- Stated goal: Extract every line of the material below and reproduce it faithfully.

[Stored records]
══════════
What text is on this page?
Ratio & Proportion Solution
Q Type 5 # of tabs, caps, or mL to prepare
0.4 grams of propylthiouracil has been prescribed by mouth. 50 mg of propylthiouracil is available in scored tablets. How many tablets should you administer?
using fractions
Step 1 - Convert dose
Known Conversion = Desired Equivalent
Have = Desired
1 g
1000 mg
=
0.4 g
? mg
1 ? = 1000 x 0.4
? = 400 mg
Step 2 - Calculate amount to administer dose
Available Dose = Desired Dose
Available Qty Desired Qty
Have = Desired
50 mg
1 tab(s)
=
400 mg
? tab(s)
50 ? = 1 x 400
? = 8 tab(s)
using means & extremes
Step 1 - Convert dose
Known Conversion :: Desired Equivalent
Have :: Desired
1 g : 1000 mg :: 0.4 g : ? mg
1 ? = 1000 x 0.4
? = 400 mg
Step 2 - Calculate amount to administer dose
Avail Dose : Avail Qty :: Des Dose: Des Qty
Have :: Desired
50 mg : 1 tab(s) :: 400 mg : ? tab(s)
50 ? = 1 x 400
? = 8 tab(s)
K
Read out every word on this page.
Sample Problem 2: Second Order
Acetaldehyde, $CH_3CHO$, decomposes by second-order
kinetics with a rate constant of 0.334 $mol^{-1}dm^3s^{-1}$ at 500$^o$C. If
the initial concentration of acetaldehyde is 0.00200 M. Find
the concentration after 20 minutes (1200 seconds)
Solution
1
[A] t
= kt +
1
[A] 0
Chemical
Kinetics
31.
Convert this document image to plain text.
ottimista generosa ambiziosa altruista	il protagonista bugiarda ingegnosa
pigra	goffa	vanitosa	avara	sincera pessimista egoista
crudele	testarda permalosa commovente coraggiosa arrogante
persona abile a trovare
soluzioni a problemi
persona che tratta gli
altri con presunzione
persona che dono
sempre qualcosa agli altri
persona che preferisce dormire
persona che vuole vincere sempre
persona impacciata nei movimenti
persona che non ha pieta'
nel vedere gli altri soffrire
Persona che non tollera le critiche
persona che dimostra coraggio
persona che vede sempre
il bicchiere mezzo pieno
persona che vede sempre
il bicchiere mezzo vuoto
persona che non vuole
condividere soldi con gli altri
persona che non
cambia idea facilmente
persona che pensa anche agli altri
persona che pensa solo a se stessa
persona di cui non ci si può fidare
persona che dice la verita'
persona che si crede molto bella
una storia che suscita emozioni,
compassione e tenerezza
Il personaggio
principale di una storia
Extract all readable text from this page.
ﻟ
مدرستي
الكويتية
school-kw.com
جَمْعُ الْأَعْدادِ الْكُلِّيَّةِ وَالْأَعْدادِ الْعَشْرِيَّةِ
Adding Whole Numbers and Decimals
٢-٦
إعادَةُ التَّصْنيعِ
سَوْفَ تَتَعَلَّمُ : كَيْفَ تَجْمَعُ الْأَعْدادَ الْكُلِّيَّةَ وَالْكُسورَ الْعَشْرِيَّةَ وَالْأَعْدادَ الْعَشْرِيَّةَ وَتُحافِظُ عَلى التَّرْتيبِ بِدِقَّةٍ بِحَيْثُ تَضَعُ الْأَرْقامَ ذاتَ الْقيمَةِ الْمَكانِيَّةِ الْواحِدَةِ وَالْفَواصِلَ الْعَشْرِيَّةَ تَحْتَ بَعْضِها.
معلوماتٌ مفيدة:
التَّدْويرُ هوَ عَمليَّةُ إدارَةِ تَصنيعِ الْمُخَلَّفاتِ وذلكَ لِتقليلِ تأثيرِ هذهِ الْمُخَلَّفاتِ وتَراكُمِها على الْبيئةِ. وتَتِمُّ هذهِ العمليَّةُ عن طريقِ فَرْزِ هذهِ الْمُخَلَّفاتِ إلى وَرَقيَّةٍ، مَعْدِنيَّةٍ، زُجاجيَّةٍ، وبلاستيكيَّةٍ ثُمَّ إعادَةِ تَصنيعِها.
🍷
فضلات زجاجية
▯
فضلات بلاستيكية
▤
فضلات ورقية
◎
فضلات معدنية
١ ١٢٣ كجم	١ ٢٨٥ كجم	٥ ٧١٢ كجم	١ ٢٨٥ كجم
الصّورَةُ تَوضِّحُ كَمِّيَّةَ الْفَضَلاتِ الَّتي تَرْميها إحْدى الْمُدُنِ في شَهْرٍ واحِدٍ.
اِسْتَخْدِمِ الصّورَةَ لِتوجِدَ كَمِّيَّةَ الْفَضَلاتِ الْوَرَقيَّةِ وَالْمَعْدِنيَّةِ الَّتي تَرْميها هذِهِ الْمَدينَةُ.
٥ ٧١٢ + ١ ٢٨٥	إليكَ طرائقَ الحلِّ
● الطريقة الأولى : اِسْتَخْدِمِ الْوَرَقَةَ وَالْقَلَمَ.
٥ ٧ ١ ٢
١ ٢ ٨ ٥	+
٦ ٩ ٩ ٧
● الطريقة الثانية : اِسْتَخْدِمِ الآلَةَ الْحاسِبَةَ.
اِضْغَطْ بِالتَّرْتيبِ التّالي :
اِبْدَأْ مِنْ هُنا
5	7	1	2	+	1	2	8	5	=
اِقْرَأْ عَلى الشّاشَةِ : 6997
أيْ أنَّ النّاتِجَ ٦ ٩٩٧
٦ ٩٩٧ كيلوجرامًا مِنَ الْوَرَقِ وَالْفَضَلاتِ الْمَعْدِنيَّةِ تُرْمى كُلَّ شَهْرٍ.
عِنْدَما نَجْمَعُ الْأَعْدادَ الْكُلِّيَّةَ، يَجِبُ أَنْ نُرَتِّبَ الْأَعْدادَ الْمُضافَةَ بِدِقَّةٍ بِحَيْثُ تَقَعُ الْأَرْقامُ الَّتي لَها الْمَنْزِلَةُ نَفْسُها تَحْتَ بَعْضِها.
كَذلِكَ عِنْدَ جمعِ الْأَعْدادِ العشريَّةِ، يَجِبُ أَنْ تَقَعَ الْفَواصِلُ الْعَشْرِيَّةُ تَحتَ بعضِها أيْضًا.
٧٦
══════════
- Exercise solution:
What text is on this page?
Ratio & Proportion Solution
Q Type 5 # of tabs, caps, or mL to prepare
0.4 grams of propylthiouracil has been prescribed by mouth. 50 mg of propylthiouracil is available in scored tablets. How many tablets should you administer?
using fractions
Step 1 - Convert dose
Known Conversion = Desired Equivalent
Have = Desired
1 g
1000 mg
=
0.4 g
? mg
1 ? = 1000 x 0.4
? = 400 mg
Step 2 - Calculate amount to administer dose
Available Dose = Desired Dose
Available Qty Desired Qty
Have = Desired
50 mg
1 tab(s)
=
400 mg
? tab(s)
50 ? = 1 x 400
? = 8 tab(s)
using means & extremes
Step 1 - Convert dose
Known Conversion :: Desired Equivalent
Have :: Desired
1 g : 1000 mg :: 0.4 g : ? mg
1 ? = 1000 x 0.4
? = 400 mg
Step 2 - Calculate amount to administer dose
Avail Dose : Avail Qty :: Des Dose: Des Qty
Have :: Desired
50 mg : 1 tab(s) :: 400 mg : ? tab(s)
50 ? = 1 x 400
? = 8 tab(s)
K
Read out every word on this page.
Sample Problem 2: Second Order
Acetaldehyde, $CH_3CHO$, decomposes by second-order
kinetics with a rate constant of 0.334 $mol^{-1}dm^3s^{-1}$ at 500$^o$C. If
the initial concentration of acetaldehyde is 0.00200 M. Find
the concentration after 20 minutes (1200 seconds)
Solution
1
[A] t
= kt +
1
[A] 0
Chemical
Kinetics
31.
Convert this document image to plain text.
ottimista generosa ambiziosa altruista	il protagonista bugiarda ingegnosa
pigra	goffa	vanitosa	avara	sincera pessimista egoista
crudele	testarda permalosa commovente coraggiosa arrogante
persona abile a trovare
soluzioni a problemi
persona che tratta gli
altri con presunzione
persona che dono
sempre qualcosa agli altri
persona che preferisce dormire
persona che vuole vincere sempre
persona impacciata nei movimenti
persona che non ha pieta'
nel vedere gli altri soffrire
Persona che non tollera le critiche
persona che dimostra coraggio
persona che vede sempre
il bicchiere mezzo pieno
persona che vede sempre
il bicchiere mezzo vuoto
persona che non vuole
condividere soldi con gli altri
persona che non
cambia idea facilmente
persona che pensa anche agli altri
persona che pensa solo a se stessa
persona di cui non ci si può fidare
persona che dice la verita'
persona che si crede molto bella
una storia che suscita emozioni,
compassione e tenerezza
Il personaggio
principale di una storia
Extract all readable text from this page.
ﻟ
مدرستي
الكويتية
school-kw.com
جَمْعُ الْأَعْدادِ الْكُلِّيَّةِ وَالْأَعْدادِ الْعَشْرِيَّةِ
Adding Whole Numbers and Decimals
٢-٦
إعادَةُ التَّصْنيعِ
سَوْفَ تَتَعَلَّمُ : كَيْفَ تَجْمَعُ الْأَعْدادَ الْكُلِّيَّةَ وَالْكُسورَ الْعَشْرِيَّةَ وَالْأَعْدادَ الْعَشْرِيَّةَ وَتُحافِظُ عَلى التَّرْتيبِ بِدِقَّةٍ بِحَيْثُ تَضَعُ الْأَرْقامَ ذاتَ الْقيمَةِ الْمَكانِيَّةِ الْواحِدَةِ وَالْفَواصِلَ الْعَشْرِيَّةَ تَحْتَ بَعْضِها.
معلوماتٌ مفيدة:
التَّدْويرُ هوَ عَمليَّةُ إدارَةِ تَصنيعِ الْمُخَلَّفاتِ وذلكَ لِتقليلِ تأثيرِ هذهِ الْمُخَلَّفاتِ وتَراكُمِها على الْبيئةِ. وتَتِمُّ هذهِ العمليَّةُ عن طريقِ فَرْزِ هذهِ الْمُخَلَّفاتِ إلى وَرَقيَّةٍ، مَعْدِنيَّةٍ، زُجاجيَّةٍ، وبلاستيكيَّةٍ ثُمَّ إعادَةِ تَصنيعِها.
🍷
فضلات زجاجية
▯
فضلات بلاستيكية
▤
فضلات ورقية
◎
فضلات معدنية
١ ١٢٣ كجم	١ ٢٨٥ كجم	٥ ٧١٢ كجم	١ ٢٨٥ كجم
الصّورَةُ تَوضِّحُ كَمِّيَّةَ الْفَضَلاتِ الَّتي تَرْميها إحْدى الْمُدُنِ في شَهْرٍ واحِدٍ.
اِسْتَخْدِمِ الصّورَةَ لِتوجِدَ كَمِّيَّةَ الْفَضَلاتِ الْوَرَقيَّةِ وَالْمَعْدِنيَّةِ الَّتي تَرْميها هذِهِ الْمَدينَةُ.
٥ ٧١٢ + ١ ٢٨٥	إليكَ طرائقَ الحلِّ
● الطريقة الأولى : اِسْتَخْدِمِ الْوَرَقَةَ وَالْقَلَمَ.
٥ ٧ ١ ٢
١ ٢ ٨ ٥	+
٦ ٩ ٩ ٧
● الطريقة الثانية : اِسْتَخْدِمِ الآلَةَ الْحاسِبَةَ.
اِضْغَطْ بِالتَّرْتيبِ التّالي :
اِبْدَأْ مِنْ هُنا
5	7	1	2	+	1	2	8	5	=
اِقْرَأْ عَلى الشّاشَةِ : 6997
أيْ أنَّ النّاتِجَ ٦ ٩٩٧
٦ ٩٩٧ كيلوجرامًا مِنَ الْوَرَقِ وَالْفَضَلاتِ الْمَعْدِنيَّةِ تُرْمى كُلَّ شَهْرٍ.
عِنْدَما نَجْمَعُ الْأَعْدادَ الْكُلِّيَّةَ، يَجِبُ أَنْ نُرَتِّبَ الْأَعْدادَ الْمُضافَةَ بِدِقَّةٍ بِحَيْثُ تَقَعُ الْأَرْقامُ الَّتي لَها الْمَنْزِلَةُ نَفْسُها تَحْتَ بَعْضِها.
كَذلِكَ عِنْدَ جمعِ الْأَعْدادِ العشريَّةِ، يَجِبُ أَنْ تَقَعَ الْفَواصِلُ الْعَشْرِيَّةُ تَحتَ بعضِها أيْضًا.
٧٦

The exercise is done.